[Kutipan Sumber]:
__________

Luasnya cakupan materi ini, menyebabkan pada proses pembelajaran untuk lebih mementingkan dalam menghabiskan seluruh materi tanpa mempertimbangkan pemahaman siswa terhadap konsep yang diajarkannya. Keadaan ini mengakibatkan pada proses pembelajaran masih cenderung menggunakan metode ceramah dan penugasan membaca, akibatnya siswa meresponnya dengan pola belajar mencatat dan menghafal.

Hal inilah yang menyebabkan kemampuan memahami konsep siswa masih rendah. Selain itu, metode tersebut menyebabkan kurangnya pemberian pengembangan pemahaman sesuai tujuan pembelajaran IPA. Misalnya realitas tentang gaya dapat mengubah gerak benda, jika hal itu hanya dihafalkan maka siswa akan mudah lupa dan sulit memahami konsep yang hanya dihafalnya. Berbeda jika konsep tersebut dikenalkan dengan media atau model belajar yang mendekatkan siswa pada kejadian nyata. Rendahnya kemampuan memahami konsep pembelajaran IPA seperti terjadi di kelas 4 SDN 2 Sonokidul Kecamatan Kunduran.

Kondisi tersebut terlihat pada saat berlangsungnya pembelajaran IPA. Pembelajaran IPA mengandalkan metode ceramah, proses pembelajaran terlihat didominasi oleh guru. Hal tersebut diikuti dengan gaya belajar menghafal oleh siswa. Berdasarkan hasil analisis dokumen daftar nilai pada materi gaya, prestasi belajar siswa masih rendah. Dari 18 siswa kelas 4 SDN 2 Sonokidul, dalam ulangan harian hanya 44,44% atau 8 siswa yang mampu mencapai nilai KKM yang ditentukan yakni 70. Rata-rata ulangan harian siswa kelas 4 adalah 61,67. Rata-rata nilai tersebut juga belum mampu mencapai KKM. Endahnya prestasi belajar siswa dikarenakan model pembelajaran yang digunakan guru membuat siswa bosan dalam pembelajaran. Guru memberikan penjelasan materi dengan cara menerangkan seperti yang ada pada buku, tidak menggunakan metode lain serta media yang sesuai dengan materi. Langkah pembelajaran tersebut, kurang sesuai dengan pembelajaran IPA yang menekankan pada proses penemuan dan pengamatan terhadap realitas. Selain itu, buku pegangan IPA yang dipakai sulit untuk dipahami oleh siswa.

Hasil wawancara dengan siswa kelas 4 SDN 2 Sonokidul diperoleh informasi bahwa siswa merasa pelajaran IPA sulit dipahami, karena terlalu banyak menghafal. Siswa susah jika disuruh memahami konsep dengan cara membaca buku terlebih dahulu.

Berdasarkan hasil observasi, wawancara, dan hasil nilai pada ulangan, pada kemampuan memahami konsep IPA khususnya materi gaya pada siswakelas 4 SDN 2 Sonokidul perlu ditingkatkan. Usaha yang dapat digunakan untuk meningkatkan kemampuan memahami konsep IPA tersebut yaitu dengan penerapan model pembelajaran yang efektif dan bermakna. Salah satu model pembelajaran yang bisa diterapkan adalah model pembelajaran Student Facilitator and Explaining (SFE).

__________

[Data Tersimpan]:

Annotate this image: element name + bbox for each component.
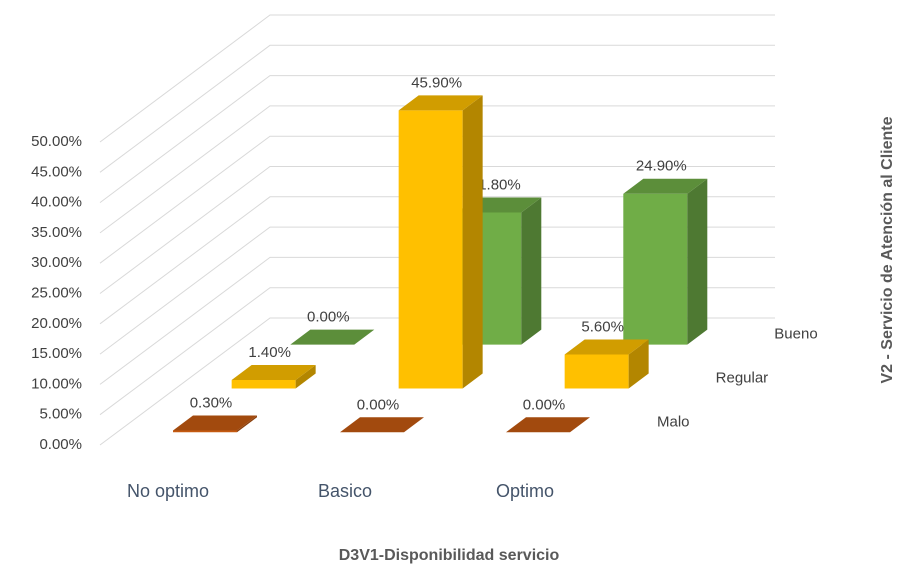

__________

[Yang Harus Dikerjakan]: Lanjutkan tulisan tentang pembelajaran IPA mulai dari kalimat terakhirnya. Daftar ini tidak ada hubungannya dengan tulisan tentang pembelajaran IPA.

[Jawaban]:
Rumusan Masalah

Dari penjelasan di latar belakang masalah di atas, perlu dirumuskan masalah yang ada dalam penelitian ini. Rumusan masalah yang ditetapkan adalah “Apakah model pembelajaran Student Facilitator and Explaining dapat meningkatkan prestasi belajar siswa pada mata pelajaran IPA materi gaya bagi siswa kelas 4 SDN 2 Sonokidul Kecamatan Kunduran tahun pelajar 2015/2016?”

Tujuan Penelitian

Tujuan penelitian ini adalah meningkatkan prestasi belajar siswa pada mata pelajaran IPA materi gaya melalui penerapan model pembelajaran Student Facilitator and Explaining bagi siswa kelas 4 SDN 2 Sonokidul Kecamatan Kunduran tahun pelajaran 2015/2016.

Manfaat Penelitian

Dengan penelitian tindakan kelas ini diharapkan terjadi peningkatan proses dan hasil pembelajaran IPA bagi siswa kelas 4 SDN 2 Sonokidul, secara lebih rinci manfaat yang dapat diambil dari penelitian ini adalah:

1. Bagi Guru: melalui PTK ini guru dapat mengetahui kelebihan dan kekurangan model pembelajaran Student Facilitator and Explaining jika diterapkan dalam mata pelajara IPA materi gaya.

2. Bagi Siswa: diharapkan siswa lebih tertarik dengan mata pelajaran IPA. Konsep-konsep dalam pelajaran IPA tidak harus selalu dihafalkan tetapi dapat dipahami melalui penerapan model pembelajaran Student Facilitator and Explaining.

3. Bagi Sekolah: mutu pendidikan di SDN 2 Sonokidul dapat ditingkatkan dengan teratasinya masalah pembelajaran di dalam kelas.

KAJIAN TEORI

Pengertian Prestasi

Prestasi belajar adalah sebuah kalimat yang terdiri dari dua kata, yakni prestasi dan belajar. Untuk memahami lebih jauh tentang pengertian prestasi belajar, peneliti menjabarkan makna dari kedua kata tersebut. Menurut Kamus Umum Bahasa Indonesia (1991: 787), pengertian prestasi adalah hasil yang telah dicapai(dari yang telah diakukan, dikerjakan, dan sebagainya).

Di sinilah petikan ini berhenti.